*Instructions for the task:* Produce a verbatim copy of the entries listed below.
# Start of Supplied entries
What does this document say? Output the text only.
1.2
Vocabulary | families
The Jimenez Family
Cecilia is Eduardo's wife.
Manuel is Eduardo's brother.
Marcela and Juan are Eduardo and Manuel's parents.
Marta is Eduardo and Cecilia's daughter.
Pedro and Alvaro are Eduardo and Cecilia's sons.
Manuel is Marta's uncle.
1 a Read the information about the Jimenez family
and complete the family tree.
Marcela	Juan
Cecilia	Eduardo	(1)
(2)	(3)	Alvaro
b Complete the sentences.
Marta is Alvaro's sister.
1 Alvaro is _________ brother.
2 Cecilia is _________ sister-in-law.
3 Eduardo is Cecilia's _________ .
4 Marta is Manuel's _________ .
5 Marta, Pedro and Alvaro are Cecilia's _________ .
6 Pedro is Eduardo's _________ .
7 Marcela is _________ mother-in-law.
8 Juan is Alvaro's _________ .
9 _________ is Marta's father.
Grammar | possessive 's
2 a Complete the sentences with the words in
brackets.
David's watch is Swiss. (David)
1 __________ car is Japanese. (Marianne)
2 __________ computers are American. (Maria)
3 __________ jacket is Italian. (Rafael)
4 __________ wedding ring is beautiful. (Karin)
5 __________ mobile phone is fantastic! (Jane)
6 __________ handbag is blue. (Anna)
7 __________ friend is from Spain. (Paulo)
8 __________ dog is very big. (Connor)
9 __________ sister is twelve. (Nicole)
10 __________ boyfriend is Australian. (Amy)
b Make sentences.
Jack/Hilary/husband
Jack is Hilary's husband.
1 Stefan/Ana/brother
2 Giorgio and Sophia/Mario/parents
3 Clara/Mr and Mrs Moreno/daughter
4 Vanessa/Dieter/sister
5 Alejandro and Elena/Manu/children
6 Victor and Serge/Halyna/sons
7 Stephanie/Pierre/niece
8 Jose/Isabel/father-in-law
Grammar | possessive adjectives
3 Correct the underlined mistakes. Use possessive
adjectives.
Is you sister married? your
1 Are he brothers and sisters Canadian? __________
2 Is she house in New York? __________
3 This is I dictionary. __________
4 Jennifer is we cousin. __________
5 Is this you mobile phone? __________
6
# End of Supplied entries
*Complete answer:*
What does this document say? Output the text only.
1.2
Vocabulary | families
The Jimenez Family
Cecilia is Eduardo's wife.
Manuel is Eduardo's brother.
Marcela and Juan are Eduardo and Manuel's parents.
Marta is Eduardo and Cecilia's daughter.
Pedro and Alvaro are Eduardo and Cecilia's sons.
Manuel is Marta's uncle.
1 a Read the information about the Jimenez family
and complete the family tree.
Marcela	Juan
Cecilia	Eduardo	(1)
(2)	(3)	Alvaro
b Complete the sentences.
Marta is Alvaro's sister.
1 Alvaro is _________ brother.
2 Cecilia is _________ sister-in-law.
3 Eduardo is Cecilia's _________ .
4 Marta is Manuel's _________ .
5 Marta, Pedro and Alvaro are Cecilia's _________ .
6 Pedro is Eduardo's _________ .
7 Marcela is _________ mother-in-law.
8 Juan is Alvaro's _________ .
9 _________ is Marta's father.
Grammar | possessive 's
2 a Complete the sentences with the words in
brackets.
David's watch is Swiss. (David)
1 __________ car is Japanese. (Marianne)
2 __________ computers are American. (Maria)
3 __________ jacket is Italian. (Rafael)
4 __________ wedding ring is beautiful. (Karin)
5 __________ mobile phone is fantastic! (Jane)
6 __________ handbag is blue. (Anna)
7 __________ friend is from Spain. (Paulo)
8 __________ dog is very big. (Connor)
9 __________ sister is twelve. (Nicole)
10 __________ boyfriend is Australian. (Amy)
b Make sentences.
Jack/Hilary/husband
Jack is Hilary's husband.
1 Stefan/Ana/brother
2 Giorgio and Sophia/Mario/parents
3 Clara/Mr and Mrs Moreno/daughter
4 Vanessa/Dieter/sister
5 Alejandro and Elena/Manu/children
6 Victor and Serge/Halyna/sons
7 Stephanie/Pierre/niece
8 Jose/Isabel/father-in-law
Grammar | possessive adjectives
3 Correct the underlined mistakes. Use possessive
adjectives.
Is you sister married? your
1 Are he brothers and sisters Canadian? __________
2 Is she house in New York? __________
3 This is I dictionary. __________
4 Jennifer is we cousin. __________
5 Is this you mobile phone? __________
6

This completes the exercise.